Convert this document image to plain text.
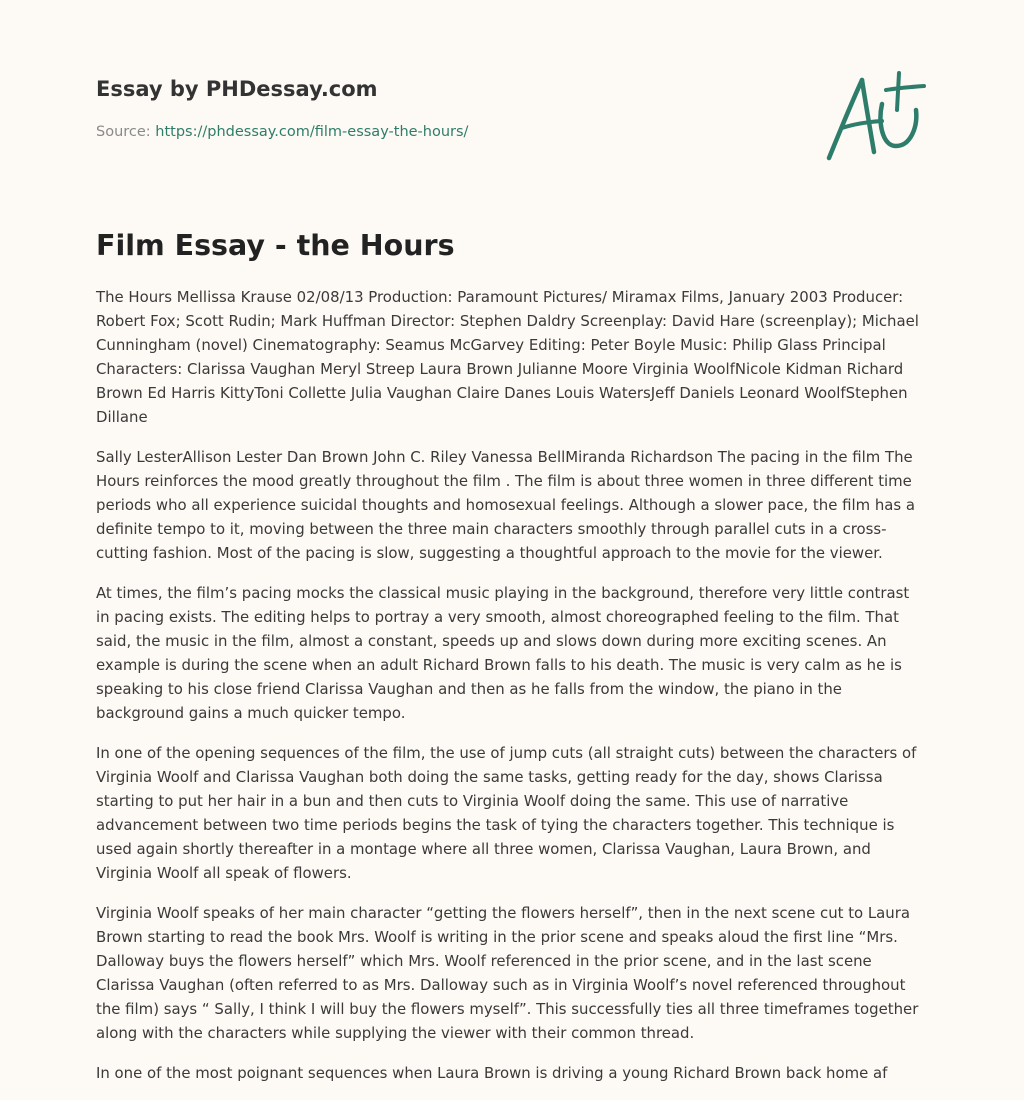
Essay by PHDessay.com
Source: https://phdessay.com/film-essay-the-hours/
Film Essay - the Hours

The Hours Mellissa Krause 02/08/13 Production: Paramount Pictures/ Miramax Films, January 2003 Producer: Robert Fox; Scott Rudin; Mark Huffman Director: Stephen Daldry Screenplay: David Hare (screenplay); Michael Cunningham (novel) Cinematography: Seamus McGarvey Editing: Peter Boyle Music: Philip Glass Principal Characters: Clarissa Vaughan Meryl Streep Laura Brown Julianne Moore Virginia WoolfNicole Kidman Richard Brown Ed Harris KittyToni Collette Julia Vaughan Claire Danes Louis WatersJeff Daniels Leonard WoolfStephen Dillane

Sally LesterAllison Lester Dan Brown John C. Riley Vanessa BellMiranda Richardson The pacing in the film The Hours reinforces the mood greatly throughout the film . The film is about three women in three different time periods who all experience suicidal thoughts and homosexual feelings. Although a slower pace, the film has a definite tempo to it, moving between the three main characters smoothly through parallel cuts in a cross-cutting fashion. Most of the pacing is slow, suggesting a thoughtful approach to the movie for the viewer.

At times, the film’s pacing mocks the classical music playing in the background, therefore very little contrast in pacing exists. The editing helps to portray a very smooth, almost choreographed feeling to the film. That said, the music in the film, almost a constant, speeds up and slows down during more exciting scenes. An example is during the scene when an adult Richard Brown falls to his death. The music is very calm as he is speaking to his close friend Clarissa Vaughan and then as he falls from the window, the piano in the background gains a much quicker tempo.

In one of the opening sequences of the film, the use of jump cuts (all straight cuts) between the characters of Virginia Woolf and Clarissa Vaughan both doing the same tasks, getting ready for the day, shows Clarissa starting to put her hair in a bun and then cuts to Virginia Woolf doing the same. This use of narrative advancement between two time periods begins the task of tying the characters together. This technique is used again shortly thereafter in a montage where all three women, Clarissa Vaughan, Laura Brown, and Virginia Woolf all speak of flowers.

Virginia Woolf speaks of her main character “getting the flowers herself”, then in the next scene cut to Laura Brown starting to read the book Mrs. Woolf is writing in the prior scene and speaks aloud the first line “Mrs. Dalloway buys the flowers herself” which Mrs. Woolf referenced in the prior scene, and in the last scene Clarissa Vaughan (often referred to as Mrs. Dalloway such as in Virginia Woolf’s novel referenced throughout the film) says “ Sally, I think I will buy the flowers myself”. This successfully ties all three timeframes together along with the characters while supplying the viewer with their common thread.

In one of the most poignant sequences when Laura Brown is driving a young Richard Brown back home af
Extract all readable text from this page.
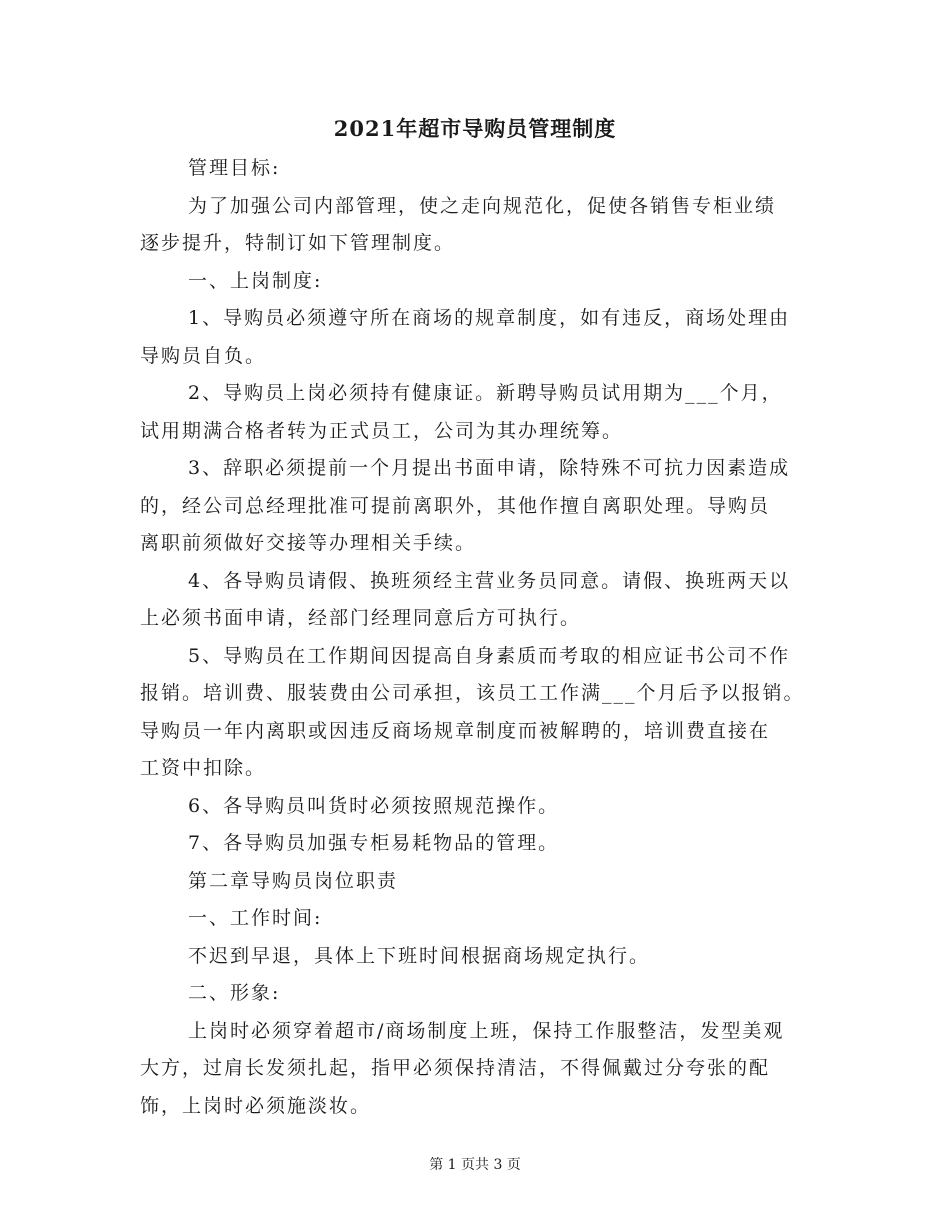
2021年超市导购员管理制度
管理目标:
为了加强公司内部管理，使之走向规范化，促使各销售专柜业绩
逐步提升，特制订如下管理制度。
一、上岗制度:
1、导购员必须遵守所在商场的规章制度，如有违反，商场处理由
导购员自负。
2、导购员上岗必须持有健康证。新聘导购员试用期为___个月，
试用期满合格者转为正式员工，公司为其办理统筹。
3、辞职必须提前一个月提出书面申请，除特殊不可抗力因素造成
的，经公司总经理批准可提前离职外，其他作擅自离职处理。导购员
离职前须做好交接等办理相关手续。
4、各导购员请假、换班须经主营业务员同意。请假、换班两天以
上必须书面申请，经部门经理同意后方可执行。
5、导购员在工作期间因提高自身素质而考取的相应证书公司不作
报销。培训费、服装费由公司承担，该员工工作满___个月后予以报销。
导购员一年内离职或因违反商场规章制度而被解聘的，培训费直接在
工资中扣除。
6、各导购员叫货时必须按照规范操作。
7、各导购员加强专柜易耗物品的管理。
第二章导购员岗位职责
一、工作时间:
不迟到早退，具体上下班时间根据商场规定执行。
二、形象:
上岗时必须穿着超市/商场制度上班，保持工作服整洁，发型美观
大方，过肩长发须扎起，指甲必须保持清洁，不得佩戴过分夸张的配
饰，上岗时必须施淡妆。
第 1 页共 3 页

Problem requirements -> Wherever the word "text" occurs in a line of the listing, copy that line.

Answer in full ->
Convert this document image to plain text.
Extract all readable text from this page.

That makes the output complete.